Instructions to follow » Skip all pictures; return exactly the lines from the one containing "Read all visible content and emit it as JSON." through the end of the data.

Exercise materials »
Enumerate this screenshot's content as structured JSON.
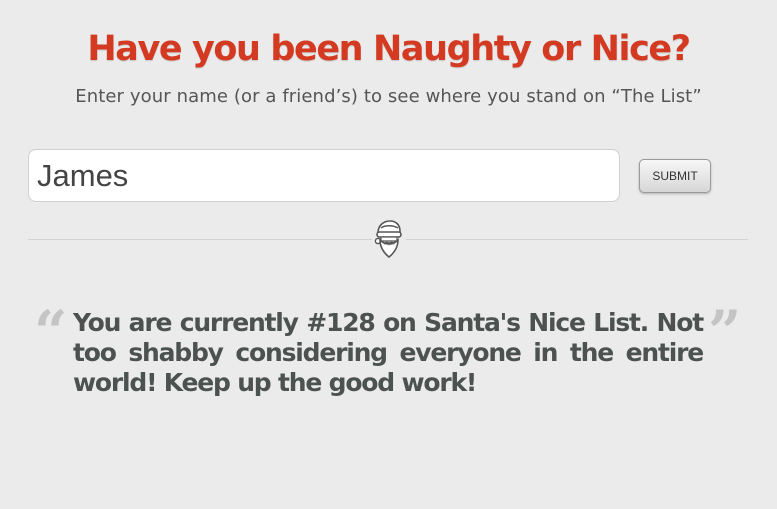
{
  "header": {
    "title": "Have you been Naughty or Nice?",
    "subtitle": "Enter your name (or a friend’s) to see where you stand on “The List”"
  },
  "form": {
    "name_value": "James",
    "submit_label": "SUBMIT"
  },
  "divider": {
    "icon": "santa-icon"
  },
  "result": {
    "quote_open": "“",
    "quote_close": "”",
    "text": "You are currently #128 on Santa's Nice List. Not too shabby considering everyone in the entire world! Keep up the good work!"
  },
  "colors": {
    "background": "#ebebeb",
    "title": "#d43a21",
    "result_text": "#4b524f"
  }
}
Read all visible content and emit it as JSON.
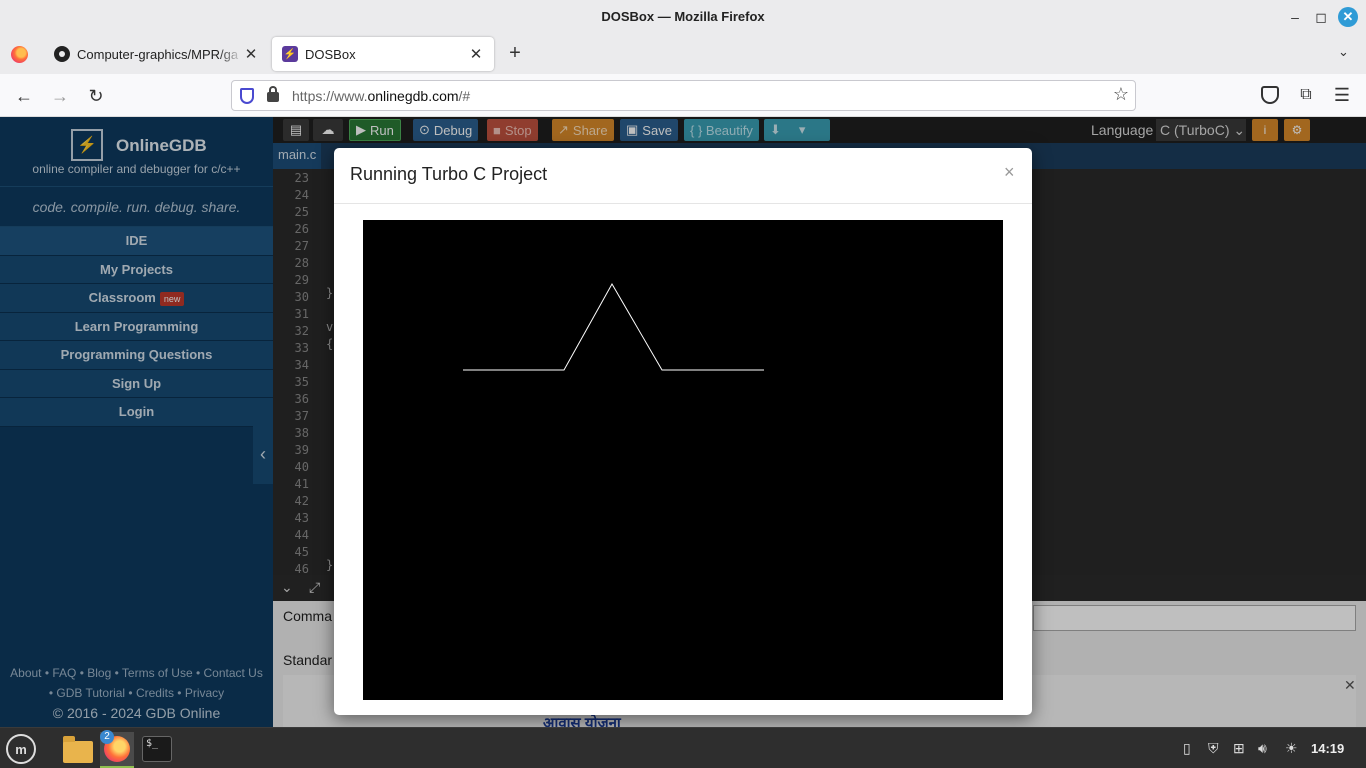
{
  "window": {
    "title": "DOSBox — Mozilla Firefox",
    "tabs": [
      {
        "label": "Computer-graphics/MPR/ga",
        "icon": "github-icon"
      },
      {
        "label": "DOSBox",
        "icon": "dosbox-icon"
      }
    ],
    "url_prefix": "https://www.",
    "url_domain": "onlinegdb.com",
    "url_suffix": "/#"
  },
  "sidebar": {
    "brand": "OnlineGDB",
    "subtitle": "online compiler and debugger for c/c++",
    "tagline": "code. compile. run. debug. share.",
    "items": [
      {
        "label": "IDE"
      },
      {
        "label": "My Projects"
      },
      {
        "label": "Classroom",
        "badge": "new"
      },
      {
        "label": "Learn Programming"
      },
      {
        "label": "Programming Questions"
      },
      {
        "label": "Sign Up"
      },
      {
        "label": "Login"
      }
    ],
    "footer_line1": "About • FAQ • Blog • Terms of Use • Contact Us",
    "footer_line2": "• GDB Tutorial • Credits • Privacy",
    "copyright": "© 2016 - 2024 GDB Online"
  },
  "toolbar": {
    "run": "Run",
    "debug": "Debug",
    "stop": "Stop",
    "share": "Share",
    "save": "Save",
    "beautify": "{ } Beautify",
    "language_label": "Language",
    "language_value": "C (TurboC)"
  },
  "editor": {
    "file_tab": "main.c",
    "line_numbers": [
      "23",
      "24",
      "25",
      "26",
      "27",
      "28",
      "29",
      "30",
      "31",
      "32",
      "33",
      "34",
      "35",
      "36",
      "37",
      "38",
      "39",
      "40",
      "41",
      "42",
      "43",
      "44",
      "45",
      "46"
    ]
  },
  "console": {
    "command_label": "Comma",
    "stdin_label": "Standar",
    "ad_text": "आवास योजना"
  },
  "modal": {
    "title": "Running Turbo C Project",
    "close": "×"
  },
  "taskbar": {
    "badge_count": "2",
    "clock": "14:19"
  }
}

Result for this task »
Read all visible content and emit it as JSON.
{
  "window": {
    "title": "DOSBox — Mozilla Firefox",
    "tabs": [
      {
        "label": "Computer-graphics/MPR/ga",
        "icon": "github-icon"
      },
      {
        "label": "DOSBox",
        "icon": "dosbox-icon"
      }
    ],
    "url_prefix": "https://www.",
    "url_domain": "onlinegdb.com",
    "url_suffix": "/#"
  },
  "sidebar": {
    "brand": "OnlineGDB",
    "subtitle": "online compiler and debugger for c/c++",
    "tagline": "code. compile. run. debug. share.",
    "items": [
      {
        "label": "IDE"
      },
      {
        "label": "My Projects"
      },
      {
        "label": "Classroom",
        "badge": "new"
      },
      {
        "label": "Learn Programming"
      },
      {
        "label": "Programming Questions"
      },
      {
        "label": "Sign Up"
      },
      {
        "label": "Login"
      }
    ],
    "footer_line1": "About • FAQ • Blog • Terms of Use • Contact Us",
    "footer_line2": "• GDB Tutorial • Credits • Privacy",
    "copyright": "© 2016 - 2024 GDB Online"
  },
  "toolbar": {
    "run": "Run",
    "debug": "Debug",
    "stop": "Stop",
    "share": "Share",
    "save": "Save",
    "beautify": "{ } Beautify",
    "language_label": "Language",
    "language_value": "C (TurboC)"
  },
  "editor": {
    "file_tab": "main.c",
    "line_numbers": [
      "23",
      "24",
      "25",
      "26",
      "27",
      "28",
      "29",
      "30",
      "31",
      "32",
      "33",
      "34",
      "35",
      "36",
      "37",
      "38",
      "39",
      "40",
      "41",
      "42",
      "43",
      "44",
      "45",
      "46"
    ]
  },
  "console": {
    "command_label": "Comma",
    "stdin_label": "Standar",
    "ad_text": "आवास योजना"
  },
  "modal": {
    "title": "Running Turbo C Project",
    "close": "×"
  },
  "taskbar": {
    "badge_count": "2",
    "clock": "14:19"
  }
}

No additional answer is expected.